Write what comes next in the forum thread below about cutting out an old engine gasket, starting right after its final sentence.

- _Source extract_:
--------------------

# old car engine gasket cut out



## woodman12 (Feb 12, 2012)

tracing an engine gasket and laser cutting it


----------



## JOAT (Apr 9, 2010)

Really? Overkill. When I was a kid the way it was done was to get gasket material, trace the old gasket on it, then cut it out with an exacto knife or other small blade. Done in 5-10 minutes, and plenty accurate. Gasket material is still available, and I would still cut one out if I needed one.


----------



## kp91 (Sep 10, 2004)

That would come in SO handy at work, especially on the thin, tiny gaskets in our control systems


----------



## CharleyL (Feb 28, 2009)

I also cut gaskets out myself. It takes a little patience, but is not that hard to do. A little slower than a laser could cut it, but much cheaper, and I'm willing to bet that setting up the laser is going to take longer than my time cutting one out. I grind the tail end of drill bits flat and use them and a soft block of wood like a punch and die to cut the round holes. The X-Acto knife or scissors does the rest.

Charley


----------



## hawkeye10 (Jul 28, 2015)

Back in the days of cork gaskets I laid the cork on top of what I wanted to make a gasket for and very lightly tapped it with a ball peen hammer. I would only do this for gaskets I couldn't buy or it was going to take a long time to get. It was a pain that is for sure. :frown:

PS- And they talk about the good old days. :laugh2:


----------



## woodman12 (Feb 12, 2012)

*agree with comments*

I agree with all the comments, but there are people out there that have a tough time with tech things. .scanners cad etc
so this is to show there is an easier way using a pen and board.
Also I have done complicated diagrams and have done my share of scanning
You can do a lot with this board complicated or simple and it is easy


----------



## woodman12 (Feb 12, 2012)

also there was this sample too


----------



## kp91 (Sep 10, 2004)

*Don't miss the purpose of the video...*

The purpose of the video was to show how quickly and easily you can generate a DXF file from an actual part. For fabricating one-off parts (either on a laser, plasma table, or CNC machine) you can save a lot of time having to create a file in your CAD or modeling software.

As someone who has spent a lot of time working with machinery and systems that are no longer supported, this could be a godsend. If I could have a database of commonly used gaskets and a laser cutter I could reduce my inventory on board, as well as not having to have someone spend half an hour making a gasket. Especially when dealing with the very thin compressed sheet packing material, which always seems to crack or tear on the last cut. The expensive gaskets we buy from OEM suppliers have a bad habit of dying in storage if not used in a couple of years after purchase.

I could definitely see this sort of tech employed in the not so distant future. It could be as common place as the milling machine, lathes, and welding equipment we employ today.

--------------------

- _Entries shown_:

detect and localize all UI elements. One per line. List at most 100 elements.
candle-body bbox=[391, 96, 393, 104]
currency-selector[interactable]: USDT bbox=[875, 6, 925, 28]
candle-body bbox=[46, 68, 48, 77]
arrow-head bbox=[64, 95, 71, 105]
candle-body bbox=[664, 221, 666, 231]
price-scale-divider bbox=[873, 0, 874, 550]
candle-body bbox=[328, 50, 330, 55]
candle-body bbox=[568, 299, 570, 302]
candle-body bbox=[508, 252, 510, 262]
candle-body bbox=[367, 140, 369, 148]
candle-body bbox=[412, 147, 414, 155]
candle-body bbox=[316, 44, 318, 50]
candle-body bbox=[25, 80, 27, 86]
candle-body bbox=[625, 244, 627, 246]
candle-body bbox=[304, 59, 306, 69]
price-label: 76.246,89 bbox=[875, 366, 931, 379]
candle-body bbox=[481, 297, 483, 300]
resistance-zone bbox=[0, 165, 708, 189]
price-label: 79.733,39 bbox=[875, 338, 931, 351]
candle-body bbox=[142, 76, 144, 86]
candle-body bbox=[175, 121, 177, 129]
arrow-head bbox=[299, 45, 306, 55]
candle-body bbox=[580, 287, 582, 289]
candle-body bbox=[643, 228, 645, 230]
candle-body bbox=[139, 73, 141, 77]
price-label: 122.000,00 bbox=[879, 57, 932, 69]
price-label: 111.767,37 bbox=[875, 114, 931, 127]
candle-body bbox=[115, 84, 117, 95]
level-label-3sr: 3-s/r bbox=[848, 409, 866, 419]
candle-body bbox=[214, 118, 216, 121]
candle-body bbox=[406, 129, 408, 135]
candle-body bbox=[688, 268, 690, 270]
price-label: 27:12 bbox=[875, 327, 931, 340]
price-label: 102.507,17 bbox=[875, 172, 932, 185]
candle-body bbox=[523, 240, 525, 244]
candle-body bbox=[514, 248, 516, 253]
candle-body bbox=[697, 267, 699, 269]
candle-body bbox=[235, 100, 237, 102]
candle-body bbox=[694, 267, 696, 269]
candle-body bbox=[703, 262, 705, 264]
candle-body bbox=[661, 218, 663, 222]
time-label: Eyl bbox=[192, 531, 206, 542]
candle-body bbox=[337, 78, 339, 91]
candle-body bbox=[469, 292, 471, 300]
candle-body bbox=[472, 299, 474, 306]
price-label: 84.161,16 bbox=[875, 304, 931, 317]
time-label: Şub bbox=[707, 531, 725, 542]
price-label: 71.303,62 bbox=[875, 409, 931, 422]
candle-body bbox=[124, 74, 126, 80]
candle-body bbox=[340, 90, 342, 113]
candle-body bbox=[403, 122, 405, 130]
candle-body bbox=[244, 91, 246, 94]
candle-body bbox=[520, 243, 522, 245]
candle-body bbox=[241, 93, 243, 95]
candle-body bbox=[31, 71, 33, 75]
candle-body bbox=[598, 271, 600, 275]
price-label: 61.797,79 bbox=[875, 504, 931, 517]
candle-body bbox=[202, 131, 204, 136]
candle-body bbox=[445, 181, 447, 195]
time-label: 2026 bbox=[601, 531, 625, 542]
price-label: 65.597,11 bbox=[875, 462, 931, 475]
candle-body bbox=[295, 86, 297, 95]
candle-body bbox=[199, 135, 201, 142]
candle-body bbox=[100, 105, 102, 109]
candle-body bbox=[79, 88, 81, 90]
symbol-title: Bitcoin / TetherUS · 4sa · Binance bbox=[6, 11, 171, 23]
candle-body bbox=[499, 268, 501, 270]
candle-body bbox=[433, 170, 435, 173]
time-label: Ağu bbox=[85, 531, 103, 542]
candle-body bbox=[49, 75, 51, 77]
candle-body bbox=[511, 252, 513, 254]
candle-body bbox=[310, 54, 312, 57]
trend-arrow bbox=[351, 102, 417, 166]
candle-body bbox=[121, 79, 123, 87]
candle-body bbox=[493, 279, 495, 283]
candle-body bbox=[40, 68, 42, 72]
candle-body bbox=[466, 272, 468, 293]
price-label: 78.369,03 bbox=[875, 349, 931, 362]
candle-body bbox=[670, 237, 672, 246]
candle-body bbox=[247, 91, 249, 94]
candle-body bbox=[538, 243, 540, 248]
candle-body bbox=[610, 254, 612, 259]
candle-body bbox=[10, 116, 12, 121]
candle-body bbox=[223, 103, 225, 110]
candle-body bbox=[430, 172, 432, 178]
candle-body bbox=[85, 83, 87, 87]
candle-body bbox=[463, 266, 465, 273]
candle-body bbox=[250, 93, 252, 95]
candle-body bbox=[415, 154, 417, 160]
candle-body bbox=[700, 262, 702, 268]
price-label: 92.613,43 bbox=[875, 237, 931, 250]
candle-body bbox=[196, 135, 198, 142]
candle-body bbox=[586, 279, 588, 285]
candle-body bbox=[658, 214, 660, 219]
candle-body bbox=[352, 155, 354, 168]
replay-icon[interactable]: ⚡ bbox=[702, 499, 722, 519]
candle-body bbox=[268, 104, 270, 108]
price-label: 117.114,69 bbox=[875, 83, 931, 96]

--------------------

- _Answer to the task_:
----------



## Shop guy (Nov 22, 2012)

@hawkeye10: Don, that's how we did it. I've made a lot of them that way. That was back when sometimes it was just necessary to do whatever had to be done to get things back in operation. I've made them when it was hotter than a new fired pistol and colder than a well digger in the Alaska.


----------



## JOAT (Apr 9, 2010)

woodman12 said:


> so this is to show there is an easier way using a pen and board.


Not following how you did that? Draw the outlines, then color the insides? How about an explanation of just what you did? Pictures would be good too.


----------



## chessnut2 (Sep 15, 2011)

Outstanding tutorial, Stan. You have a real talent for teaching. You went slow enough for it to soak in, without adding unnecessary banter. And thank you, thank you for not adding distracting music to the background. I always have trouble concentrating on what's being taught when there's music playing. Nice job. Thanks.


----------



## woodman12 (Feb 12, 2012)

thanks for the good positive comment


----------



## BrianS (Nov 7, 2004)

Stan, I'm assuming the first is(was?) a video of the process? All I see is a black square at the moment... I would love to see the process.

I, as others here, have cut many gaskets in the past.. both with the scissors/exacto knife method as well as the ball peen hammer method that was mentioned, and I will probably have to again someday. Now, having said that, new technology is a WONDERFUL thing and if I had the machinery available I would probably take the route you did. 

Even tho I can't see the video, thanks for sharing.


----------



## woodman12 (Feb 12, 2012)

*drawing and cutting*

Traced out the pictures downloaded and edited the diagram as I needed each section cut out and fitting tight, that's a lot of work but easier than a scroll saw.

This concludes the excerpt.